WORK INSTRUCTIONS: Every entry here needs to be repeated exactly.

Stored records:
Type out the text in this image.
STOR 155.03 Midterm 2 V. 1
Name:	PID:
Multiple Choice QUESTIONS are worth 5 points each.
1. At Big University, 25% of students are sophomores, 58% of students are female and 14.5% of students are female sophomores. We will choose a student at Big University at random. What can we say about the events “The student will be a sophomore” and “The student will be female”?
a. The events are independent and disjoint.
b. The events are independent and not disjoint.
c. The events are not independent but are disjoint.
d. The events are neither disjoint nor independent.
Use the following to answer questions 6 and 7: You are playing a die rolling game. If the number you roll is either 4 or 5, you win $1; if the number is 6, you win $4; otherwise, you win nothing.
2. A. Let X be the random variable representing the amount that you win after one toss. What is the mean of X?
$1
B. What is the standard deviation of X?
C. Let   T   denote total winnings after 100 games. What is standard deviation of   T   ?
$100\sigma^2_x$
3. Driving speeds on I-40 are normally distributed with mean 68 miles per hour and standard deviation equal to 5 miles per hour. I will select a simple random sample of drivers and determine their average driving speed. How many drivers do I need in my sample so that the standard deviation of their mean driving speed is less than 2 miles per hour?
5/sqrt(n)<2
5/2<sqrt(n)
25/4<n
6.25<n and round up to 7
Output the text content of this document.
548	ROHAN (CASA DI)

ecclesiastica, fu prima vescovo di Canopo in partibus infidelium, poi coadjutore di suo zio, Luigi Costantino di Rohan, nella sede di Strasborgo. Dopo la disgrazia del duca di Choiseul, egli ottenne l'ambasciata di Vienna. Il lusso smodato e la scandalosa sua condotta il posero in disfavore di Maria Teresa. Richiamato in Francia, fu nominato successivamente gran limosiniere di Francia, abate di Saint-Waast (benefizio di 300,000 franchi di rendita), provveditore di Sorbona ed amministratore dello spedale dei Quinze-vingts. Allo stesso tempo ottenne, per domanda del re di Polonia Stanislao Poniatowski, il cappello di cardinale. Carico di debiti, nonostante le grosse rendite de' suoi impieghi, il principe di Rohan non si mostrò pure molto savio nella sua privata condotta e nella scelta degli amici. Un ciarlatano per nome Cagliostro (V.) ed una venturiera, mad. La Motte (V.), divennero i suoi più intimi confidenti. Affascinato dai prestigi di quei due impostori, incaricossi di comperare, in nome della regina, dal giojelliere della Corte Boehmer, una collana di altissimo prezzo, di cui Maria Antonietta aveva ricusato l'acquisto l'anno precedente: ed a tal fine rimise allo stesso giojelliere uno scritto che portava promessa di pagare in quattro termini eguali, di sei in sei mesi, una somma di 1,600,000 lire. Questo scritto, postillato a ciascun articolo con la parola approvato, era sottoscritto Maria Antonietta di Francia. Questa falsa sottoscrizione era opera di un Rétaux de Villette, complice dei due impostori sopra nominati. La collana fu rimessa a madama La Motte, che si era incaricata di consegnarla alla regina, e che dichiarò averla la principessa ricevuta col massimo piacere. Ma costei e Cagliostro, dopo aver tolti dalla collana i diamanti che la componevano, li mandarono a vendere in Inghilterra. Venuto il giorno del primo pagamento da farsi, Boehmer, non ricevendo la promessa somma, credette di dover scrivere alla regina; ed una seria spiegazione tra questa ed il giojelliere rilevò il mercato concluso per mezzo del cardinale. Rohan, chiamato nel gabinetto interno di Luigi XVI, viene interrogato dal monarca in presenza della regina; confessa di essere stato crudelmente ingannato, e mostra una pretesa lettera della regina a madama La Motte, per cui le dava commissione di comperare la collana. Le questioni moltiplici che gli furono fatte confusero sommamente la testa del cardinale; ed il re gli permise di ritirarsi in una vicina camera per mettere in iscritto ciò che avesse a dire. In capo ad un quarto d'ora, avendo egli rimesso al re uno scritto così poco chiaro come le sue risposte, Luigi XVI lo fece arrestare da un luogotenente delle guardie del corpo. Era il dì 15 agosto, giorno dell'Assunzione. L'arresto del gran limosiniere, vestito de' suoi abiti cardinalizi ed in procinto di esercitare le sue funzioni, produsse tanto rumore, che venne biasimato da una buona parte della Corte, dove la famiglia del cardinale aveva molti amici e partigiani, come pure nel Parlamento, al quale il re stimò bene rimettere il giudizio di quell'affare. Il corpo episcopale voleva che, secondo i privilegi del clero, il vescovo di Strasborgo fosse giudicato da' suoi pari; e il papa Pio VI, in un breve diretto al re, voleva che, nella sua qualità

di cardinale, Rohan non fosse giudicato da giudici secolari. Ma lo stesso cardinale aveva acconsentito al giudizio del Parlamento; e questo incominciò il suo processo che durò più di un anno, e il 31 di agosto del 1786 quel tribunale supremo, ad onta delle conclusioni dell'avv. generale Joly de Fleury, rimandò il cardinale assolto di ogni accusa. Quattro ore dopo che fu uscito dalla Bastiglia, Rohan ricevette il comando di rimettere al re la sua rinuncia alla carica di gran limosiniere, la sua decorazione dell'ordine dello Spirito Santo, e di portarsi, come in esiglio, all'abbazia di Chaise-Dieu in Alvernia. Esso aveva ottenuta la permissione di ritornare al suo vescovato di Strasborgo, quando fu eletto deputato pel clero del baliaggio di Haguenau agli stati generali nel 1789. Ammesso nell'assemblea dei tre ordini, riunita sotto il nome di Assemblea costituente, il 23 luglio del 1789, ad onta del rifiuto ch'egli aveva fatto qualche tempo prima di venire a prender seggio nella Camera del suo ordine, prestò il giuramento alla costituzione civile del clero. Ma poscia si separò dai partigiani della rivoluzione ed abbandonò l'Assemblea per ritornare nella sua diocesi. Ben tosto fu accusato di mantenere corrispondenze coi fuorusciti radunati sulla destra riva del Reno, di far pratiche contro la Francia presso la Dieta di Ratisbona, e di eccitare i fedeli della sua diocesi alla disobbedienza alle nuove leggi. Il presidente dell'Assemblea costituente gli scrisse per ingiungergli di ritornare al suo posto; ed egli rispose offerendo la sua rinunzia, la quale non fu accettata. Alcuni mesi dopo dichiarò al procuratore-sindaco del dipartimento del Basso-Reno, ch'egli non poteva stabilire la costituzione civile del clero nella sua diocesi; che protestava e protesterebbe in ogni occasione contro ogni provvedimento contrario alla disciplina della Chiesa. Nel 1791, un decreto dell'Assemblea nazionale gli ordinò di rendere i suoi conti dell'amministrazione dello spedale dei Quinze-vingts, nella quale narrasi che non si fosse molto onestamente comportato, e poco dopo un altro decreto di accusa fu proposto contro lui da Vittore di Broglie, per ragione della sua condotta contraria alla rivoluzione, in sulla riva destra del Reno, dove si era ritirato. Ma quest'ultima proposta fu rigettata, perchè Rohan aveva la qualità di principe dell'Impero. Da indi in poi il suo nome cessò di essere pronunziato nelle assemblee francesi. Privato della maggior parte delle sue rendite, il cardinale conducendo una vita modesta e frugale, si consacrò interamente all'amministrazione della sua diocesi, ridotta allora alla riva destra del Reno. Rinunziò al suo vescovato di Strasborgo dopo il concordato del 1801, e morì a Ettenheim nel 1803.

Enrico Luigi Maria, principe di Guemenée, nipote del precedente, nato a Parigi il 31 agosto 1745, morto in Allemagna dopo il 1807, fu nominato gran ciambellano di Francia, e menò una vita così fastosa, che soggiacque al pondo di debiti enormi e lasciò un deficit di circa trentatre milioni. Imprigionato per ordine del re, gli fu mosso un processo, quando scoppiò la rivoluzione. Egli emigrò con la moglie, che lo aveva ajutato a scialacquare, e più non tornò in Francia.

ANSWER IN FULL:
Type out the text in this image.
STOR 155.03 Midterm 2 V. 1
Name:	PID:
Multiple Choice QUESTIONS are worth 5 points each.
1. At Big University, 25% of students are sophomores, 58% of students are female and 14.5% of students are female sophomores. We will choose a student at Big University at random. What can we say about the events “The student will be a sophomore” and “The student will be female”?
a. The events are independent and disjoint.
b. The events are independent and not disjoint.
c. The events are not independent but are disjoint.
d. The events are neither disjoint nor independent.
Use the following to answer questions 6 and 7: You are playing a die rolling game. If the number you roll is either 4 or 5, you win $1; if the number is 6, you win $4; otherwise, you win nothing.
2. A. Let X be the random variable representing the amount that you win after one toss. What is the mean of X?
$1
B. What is the standard deviation of X?
C. Let   T   denote total winnings after 100 games. What is standard deviation of   T   ?
$100\sigma^2_x$
3. Driving speeds on I-40 are normally distributed with mean 68 miles per hour and standard deviation equal to 5 miles per hour. I will select a simple random sample of drivers and determine their average driving speed. How many drivers do I need in my sample so that the standard deviation of their mean driving speed is less than 2 miles per hour?
5/sqrt(n)<2
5/2<sqrt(n)
25/4<n
6.25<n and round up to 7
Output the text content of this document.
548	ROHAN (CASA DI)

ecclesiastica, fu prima vescovo di Canopo in partibus infidelium, poi coadjutore di suo zio, Luigi Costantino di Rohan, nella sede di Strasborgo. Dopo la disgrazia del duca di Choiseul, egli ottenne l'ambasciata di Vienna. Il lusso smodato e la scandalosa sua condotta il posero in disfavore di Maria Teresa. Richiamato in Francia, fu nominato successivamente gran limosiniere di Francia, abate di Saint-Waast (benefizio di 300,000 franchi di rendita), provveditore di Sorbona ed amministratore dello spedale dei Quinze-vingts. Allo stesso tempo ottenne, per domanda del re di Polonia Stanislao Poniatowski, il cappello di cardinale. Carico di debiti, nonostante le grosse rendite de' suoi impieghi, il principe di Rohan non si mostrò pure molto savio nella sua privata condotta e nella scelta degli amici. Un ciarlatano per nome Cagliostro (V.) ed una venturiera, mad. La Motte (V.), divennero i suoi più intimi confidenti. Affascinato dai prestigi di quei due impostori, incaricossi di comperare, in nome della regina, dal giojelliere della Corte Boehmer, una collana di altissimo prezzo, di cui Maria Antonietta aveva ricusato l'acquisto l'anno precedente: ed a tal fine rimise allo stesso giojelliere uno scritto che portava promessa di pagare in quattro termini eguali, di sei in sei mesi, una somma di 1,600,000 lire. Questo scritto, postillato a ciascun articolo con la parola approvato, era sottoscritto Maria Antonietta di Francia. Questa falsa sottoscrizione era opera di un Rétaux de Villette, complice dei due impostori sopra nominati. La collana fu rimessa a madama La Motte, che si era incaricata di consegnarla alla regina, e che dichiarò averla la principessa ricevuta col massimo piacere. Ma costei e Cagliostro, dopo aver tolti dalla collana i diamanti che la componevano, li mandarono a vendere in Inghilterra. Venuto il giorno del primo pagamento da farsi, Boehmer, non ricevendo la promessa somma, credette di dover scrivere alla regina; ed una seria spiegazione tra questa ed il giojelliere rilevò il mercato concluso per mezzo del cardinale. Rohan, chiamato nel gabinetto interno di Luigi XVI, viene interrogato dal monarca in presenza della regina; confessa di essere stato crudelmente ingannato, e mostra una pretesa lettera della regina a madama La Motte, per cui le dava commissione di comperare la collana. Le questioni moltiplici che gli furono fatte confusero sommamente la testa del cardinale; ed il re gli permise di ritirarsi in una vicina camera per mettere in iscritto ciò che avesse a dire. In capo ad un quarto d'ora, avendo egli rimesso al re uno scritto così poco chiaro come le sue risposte, Luigi XVI lo fece arrestare da un luogotenente delle guardie del corpo. Era il dì 15 agosto, giorno dell'Assunzione. L'arresto del gran limosiniere, vestito de' suoi abiti cardinalizi ed in procinto di esercitare le sue funzioni, produsse tanto rumore, che venne biasimato da una buona parte della Corte, dove la famiglia del cardinale aveva molti amici e partigiani, come pure nel Parlamento, al quale il re stimò bene rimettere il giudizio di quell'affare. Il corpo episcopale voleva che, secondo i privilegi del clero, il vescovo di Strasborgo fosse giudicato da' suoi pari; e il papa Pio VI, in un breve diretto al re, voleva che, nella sua qualità

di cardinale, Rohan non fosse giudicato da giudici secolari. Ma lo stesso cardinale aveva acconsentito al giudizio del Parlamento; e questo incominciò il suo processo che durò più di un anno, e il 31 di agosto del 1786 quel tribunale supremo, ad onta delle conclusioni dell'avv. generale Joly de Fleury, rimandò il cardinale assolto di ogni accusa. Quattro ore dopo che fu uscito dalla Bastiglia, Rohan ricevette il comando di rimettere al re la sua rinuncia alla carica di gran limosiniere, la sua decorazione dell'ordine dello Spirito Santo, e di portarsi, come in esiglio, all'abbazia di Chaise-Dieu in Alvernia. Esso aveva ottenuta la permissione di ritornare al suo vescovato di Strasborgo, quando fu eletto deputato pel clero del baliaggio di Haguenau agli stati generali nel 1789. Ammesso nell'assemblea dei tre ordini, riunita sotto il nome di Assemblea costituente, il 23 luglio del 1789, ad onta del rifiuto ch'egli aveva fatto qualche tempo prima di venire a prender seggio nella Camera del suo ordine, prestò il giuramento alla costituzione civile del clero. Ma poscia si separò dai partigiani della rivoluzione ed abbandonò l'Assemblea per ritornare nella sua diocesi. Ben tosto fu accusato di mantenere corrispondenze coi fuorusciti radunati sulla destra riva del Reno, di far pratiche contro la Francia presso la Dieta di Ratisbona, e di eccitare i fedeli della sua diocesi alla disobbedienza alle nuove leggi. Il presidente dell'Assemblea costituente gli scrisse per ingiungergli di ritornare al suo posto; ed egli rispose offerendo la sua rinunzia, la quale non fu accettata. Alcuni mesi dopo dichiarò al procuratore-sindaco del dipartimento del Basso-Reno, ch'egli non poteva stabilire la costituzione civile del clero nella sua diocesi; che protestava e protesterebbe in ogni occasione contro ogni provvedimento contrario alla disciplina della Chiesa. Nel 1791, un decreto dell'Assemblea nazionale gli ordinò di rendere i suoi conti dell'amministrazione dello spedale dei Quinze-vingts, nella quale narrasi che non si fosse molto onestamente comportato, e poco dopo un altro decreto di accusa fu proposto contro lui da Vittore di Broglie, per ragione della sua condotta contraria alla rivoluzione, in sulla riva destra del Reno, dove si era ritirato. Ma quest'ultima proposta fu rigettata, perchè Rohan aveva la qualità di principe dell'Impero. Da indi in poi il suo nome cessò di essere pronunziato nelle assemblee francesi. Privato della maggior parte delle sue rendite, il cardinale conducendo una vita modesta e frugale, si consacrò interamente all'amministrazione della sua diocesi, ridotta allora alla riva destra del Reno. Rinunziò al suo vescovato di Strasborgo dopo il concordato del 1801, e morì a Ettenheim nel 1803.

Enrico Luigi Maria, principe di Guemenée, nipote del precedente, nato a Parigi il 31 agosto 1745, morto in Allemagna dopo il 1807, fu nominato gran ciambellano di Francia, e menò una vita così fastosa, che soggiacque al pondo di debiti enormi e lasciò un deficit di circa trentatre milioni. Imprigionato per ordine del re, gli fu mosso un processo, quando scoppiò la rivoluzione. Egli emigrò con la moglie, che lo aveva ajutato a scialacquare, e più non tornò in Francia.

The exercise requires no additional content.